Written task: Check each line of the listing below for the string "JSON", and copy the ones that have it.
═══ Supplied records
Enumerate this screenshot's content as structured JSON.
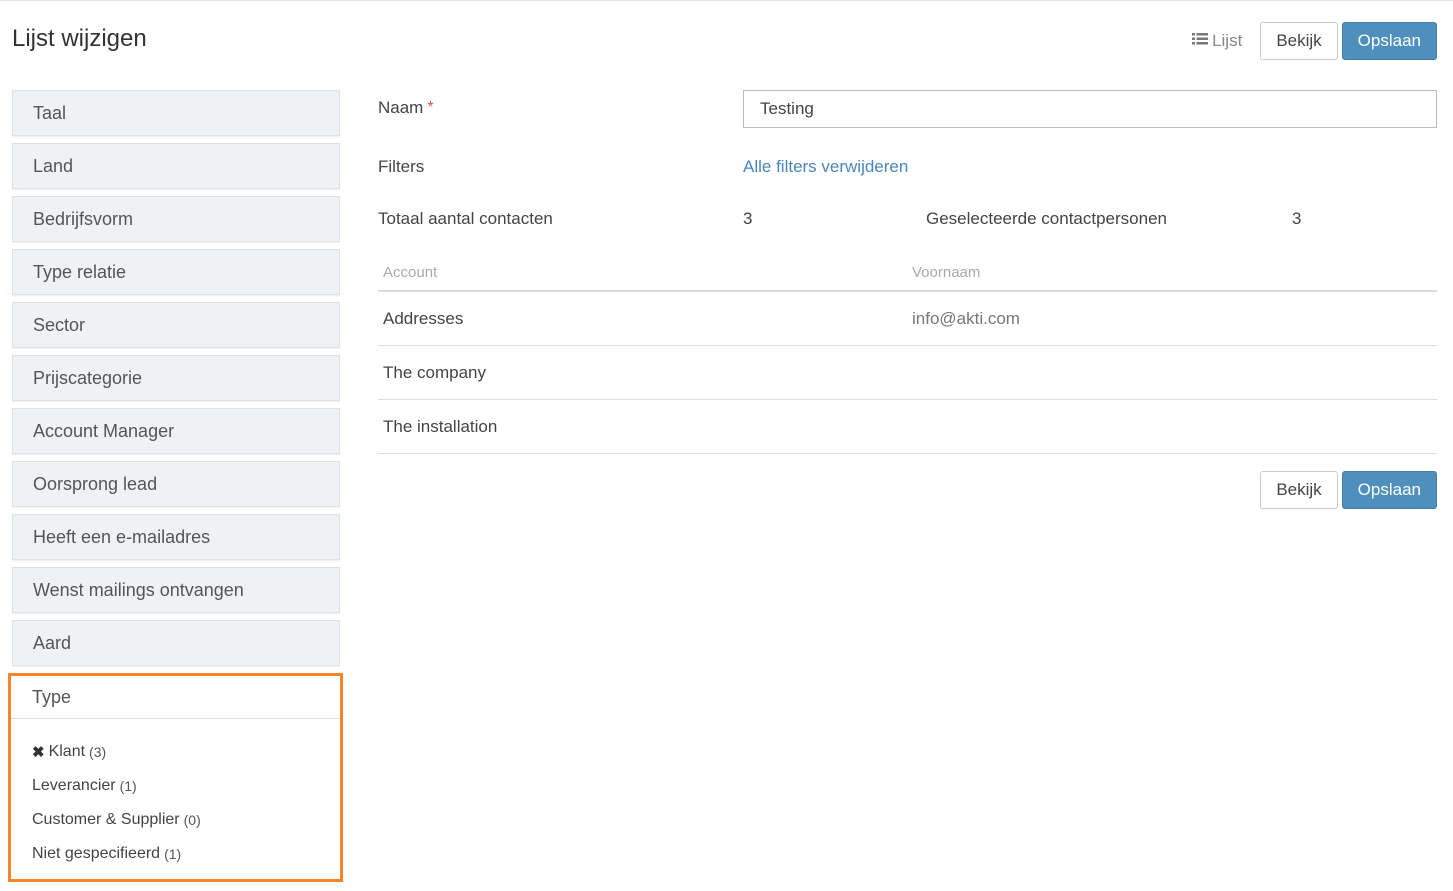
{
  "header": {
    "title": "Lijst wijzigen",
    "list_link_label": "Lijst",
    "list_icon": "list-icon",
    "view_label": "Bekijk",
    "save_label": "Opslaan"
  },
  "sidebar": {
    "filters": [
      {
        "label": "Taal"
      },
      {
        "label": "Land"
      },
      {
        "label": "Bedrijfsvorm"
      },
      {
        "label": "Type relatie"
      },
      {
        "label": "Sector"
      },
      {
        "label": "Prijscategorie"
      },
      {
        "label": "Account Manager"
      },
      {
        "label": "Oorsprong lead"
      },
      {
        "label": "Heeft een e-mailadres"
      },
      {
        "label": "Wenst mailings ontvangen"
      },
      {
        "label": "Aard"
      }
    ],
    "type_panel": {
      "title": "Type",
      "options": [
        {
          "label": "Klant",
          "count": "(3)",
          "selected": true
        },
        {
          "label": "Leverancier",
          "count": "(1)",
          "selected": false
        },
        {
          "label": "Customer & Supplier",
          "count": "(0)",
          "selected": false
        },
        {
          "label": "Niet gespecifieerd",
          "count": "(1)",
          "selected": false
        }
      ]
    }
  },
  "form": {
    "name_label": "Naam",
    "required_mark": "*",
    "name_value": "Testing",
    "filters_label": "Filters",
    "remove_filters_link": "Alle filters verwijderen",
    "total_contacts_label": "Totaal aantal contacten",
    "total_contacts_value": "3",
    "selected_contacts_label": "Geselecteerde contactpersonen",
    "selected_contacts_value": "3"
  },
  "table": {
    "columns": [
      "Account",
      "Voornaam"
    ],
    "rows": [
      [
        "Addresses",
        "info@akti.com"
      ],
      [
        "The company",
        ""
      ],
      [
        "The installation",
        ""
      ]
    ]
  },
  "footer": {
    "view_label": "Bekijk",
    "save_label": "Opslaan"
  },
  "colors": {
    "primary": "#4f8fbd",
    "link": "#4a86b8",
    "highlight": "#f5852a",
    "required": "#d9534f"
  }
}
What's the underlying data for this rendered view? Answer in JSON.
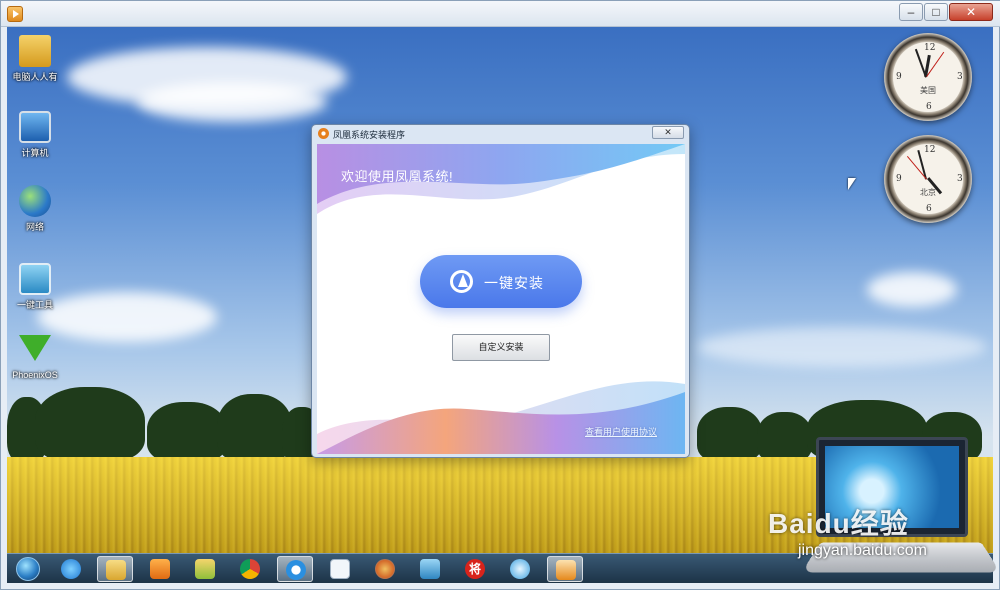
══════
Answer to this exercise:
Enumerate this screenshot's content as structured JSON.
What's the underlying data for this rendered view? Answer in JSON.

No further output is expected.